■ A block of data ■
■ ■ ■

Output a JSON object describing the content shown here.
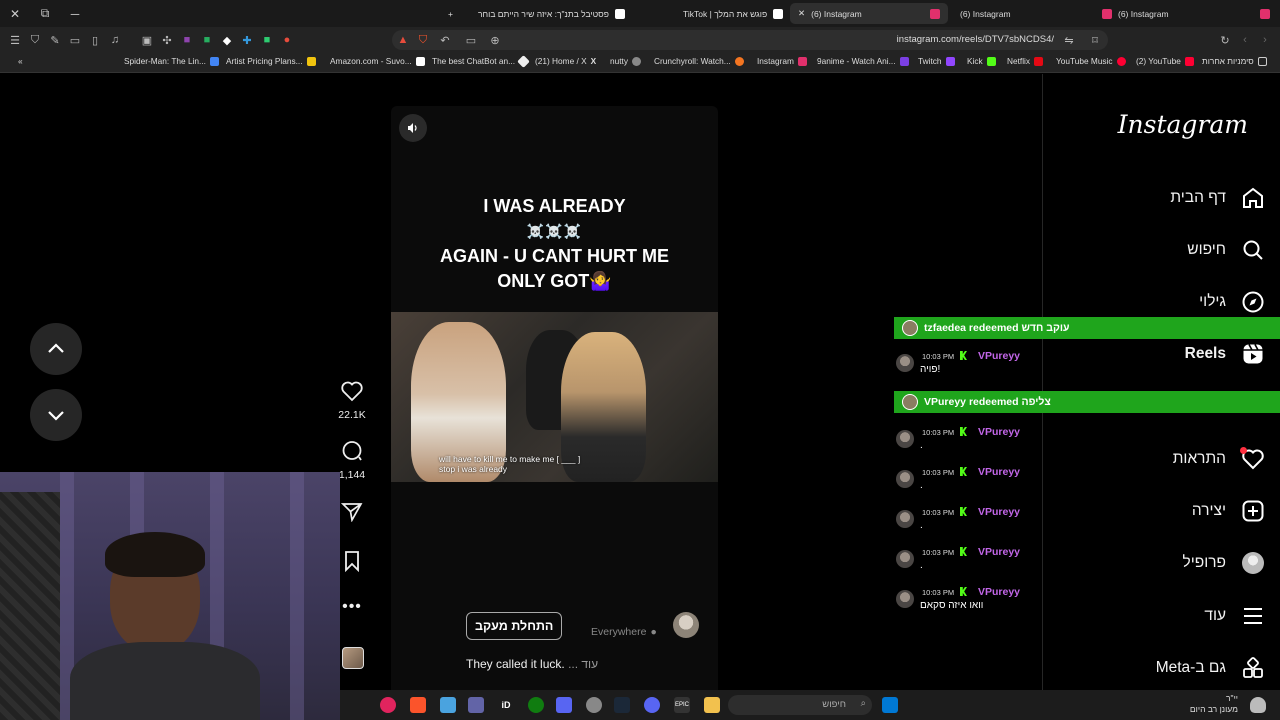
{
  "browser": {
    "tabs": [
      {
        "label": "פסטיבל בתנ\"ך: איזה שיר הייתם בוחר",
        "active": false,
        "favicon_color": "#ffffff"
      },
      {
        "label": "TikTok | פוגש את המלך",
        "active": false,
        "favicon_color": "#ffffff"
      },
      {
        "label": "(6) Instagram",
        "active": true,
        "favicon_color": "#e1306c"
      },
      {
        "label": "(6) Instagram",
        "active": false,
        "favicon_color": "#e1306c"
      },
      {
        "label": "(6) Instagram",
        "active": false,
        "favicon_color": "#e1306c"
      }
    ],
    "url": "instagram.com/reels/DTV7sbNCDS4/",
    "bookmarks": [
      "Spider-Man: The Lin...",
      "Artist Pricing Plans...",
      "Amazon.com - Suvo...",
      "The best ChatBot an...",
      "(21) Home / X",
      "nutty",
      "Crunchyroll: Watch...",
      "Instagram",
      "9anime - Watch Ani...",
      "Twitch",
      "Kick",
      "Netflix",
      "YouTube Music",
      "(2) YouTube",
      "סימניות אחרות"
    ]
  },
  "reel": {
    "caption_line1": "I WAS ALREADY",
    "caption_skulls": "☠️☠️☠️",
    "caption_line2": "AGAIN - U CANT HURT ME",
    "caption_line3": "ONLY GOT🤷‍♀️",
    "subtitle_line1": "will have to kill me to make me [ ___ ]",
    "subtitle_line2": "stop i was already",
    "follow_label": "התחלת מעקב",
    "location": "Everywhere",
    "description": "They called it luck.",
    "more_label": "... עוד",
    "likes": "22.1K",
    "comments": "1,144"
  },
  "ig_nav": {
    "logo": "Instagram",
    "items": [
      {
        "label": "דף הבית",
        "icon": "home-icon"
      },
      {
        "label": "חיפוש",
        "icon": "search-icon"
      },
      {
        "label": "גילוי",
        "icon": "compass-icon"
      },
      {
        "label": "Reels",
        "icon": "reels-icon"
      },
      {
        "label": "התראות",
        "icon": "heart-icon"
      },
      {
        "label": "יצירה",
        "icon": "plus-square-icon"
      },
      {
        "label": "פרופיל",
        "icon": "avatar"
      },
      {
        "label": "עוד",
        "icon": "menu-icon"
      },
      {
        "label": "Meta-גם ב",
        "icon": "meta-apps-icon"
      }
    ]
  },
  "chat": {
    "redeems": [
      {
        "text": "tzfaedea redeemed עוקב חדש"
      },
      {
        "text": "VPureyy redeemed צליפה"
      }
    ],
    "messages": [
      {
        "time": "10:03 PM",
        "user": "VPureyy",
        "text": "פויה!"
      },
      {
        "time": "10:03 PM",
        "user": "VPureyy",
        "text": "."
      },
      {
        "time": "10:03 PM",
        "user": "VPureyy",
        "text": "."
      },
      {
        "time": "10:03 PM",
        "user": "VPureyy",
        "text": "."
      },
      {
        "time": "10:03 PM",
        "user": "VPureyy",
        "text": "."
      },
      {
        "time": "10:03 PM",
        "user": "VPureyy",
        "text": "וואו איזה סקאם"
      }
    ],
    "accent_color": "#1fa51c",
    "username_color": "#c266e8"
  },
  "taskbar": {
    "search_placeholder": "חיפוש",
    "clock_time": "יי\"ר",
    "clock_weather": "מעונן רב היום"
  }
}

■ ■ ■

■ Set task ■
Copy the material above in full and exactly, skipping pictures.

■ Task answer ■
Output a JSON object describing the content shown here.
{
  "browser": {
    "tabs": [
      {
        "label": "פסטיבל בתנ\"ך: איזה שיר הייתם בוחר",
        "active": false,
        "favicon_color": "#ffffff"
      },
      {
        "label": "TikTok | פוגש את המלך",
        "active": false,
        "favicon_color": "#ffffff"
      },
      {
        "label": "(6) Instagram",
        "active": true,
        "favicon_color": "#e1306c"
      },
      {
        "label": "(6) Instagram",
        "active": false,
        "favicon_color": "#e1306c"
      },
      {
        "label": "(6) Instagram",
        "active": false,
        "favicon_color": "#e1306c"
      }
    ],
    "url": "instagram.com/reels/DTV7sbNCDS4/",
    "bookmarks": [
      "Spider-Man: The Lin...",
      "Artist Pricing Plans...",
      "Amazon.com - Suvo...",
      "The best ChatBot an...",
      "(21) Home / X",
      "nutty",
      "Crunchyroll: Watch...",
      "Instagram",
      "9anime - Watch Ani...",
      "Twitch",
      "Kick",
      "Netflix",
      "YouTube Music",
      "(2) YouTube",
      "סימניות אחרות"
    ]
  },
  "reel": {
    "caption_line1": "I WAS ALREADY",
    "caption_skulls": "☠️☠️☠️",
    "caption_line2": "AGAIN - U CANT HURT ME",
    "caption_line3": "ONLY GOT🤷‍♀️",
    "subtitle_line1": "will have to kill me to make me [ ___ ]",
    "subtitle_line2": "stop i was already",
    "follow_label": "התחלת מעקב",
    "location": "Everywhere",
    "description": "They called it luck.",
    "more_label": "... עוד",
    "likes": "22.1K",
    "comments": "1,144"
  },
  "ig_nav": {
    "logo": "Instagram",
    "items": [
      {
        "label": "דף הבית",
        "icon": "home-icon"
      },
      {
        "label": "חיפוש",
        "icon": "search-icon"
      },
      {
        "label": "גילוי",
        "icon": "compass-icon"
      },
      {
        "label": "Reels",
        "icon": "reels-icon"
      },
      {
        "label": "התראות",
        "icon": "heart-icon"
      },
      {
        "label": "יצירה",
        "icon": "plus-square-icon"
      },
      {
        "label": "פרופיל",
        "icon": "avatar"
      },
      {
        "label": "עוד",
        "icon": "menu-icon"
      },
      {
        "label": "Meta-גם ב",
        "icon": "meta-apps-icon"
      }
    ]
  },
  "chat": {
    "redeems": [
      {
        "text": "tzfaedea redeemed עוקב חדש"
      },
      {
        "text": "VPureyy redeemed צליפה"
      }
    ],
    "messages": [
      {
        "time": "10:03 PM",
        "user": "VPureyy",
        "text": "פויה!"
      },
      {
        "time": "10:03 PM",
        "user": "VPureyy",
        "text": "."
      },
      {
        "time": "10:03 PM",
        "user": "VPureyy",
        "text": "."
      },
      {
        "time": "10:03 PM",
        "user": "VPureyy",
        "text": "."
      },
      {
        "time": "10:03 PM",
        "user": "VPureyy",
        "text": "."
      },
      {
        "time": "10:03 PM",
        "user": "VPureyy",
        "text": "וואו איזה סקאם"
      }
    ],
    "accent_color": "#1fa51c",
    "username_color": "#c266e8"
  },
  "taskbar": {
    "search_placeholder": "חיפוש",
    "clock_time": "יי\"ר",
    "clock_weather": "מעונן רב היום"
  }
}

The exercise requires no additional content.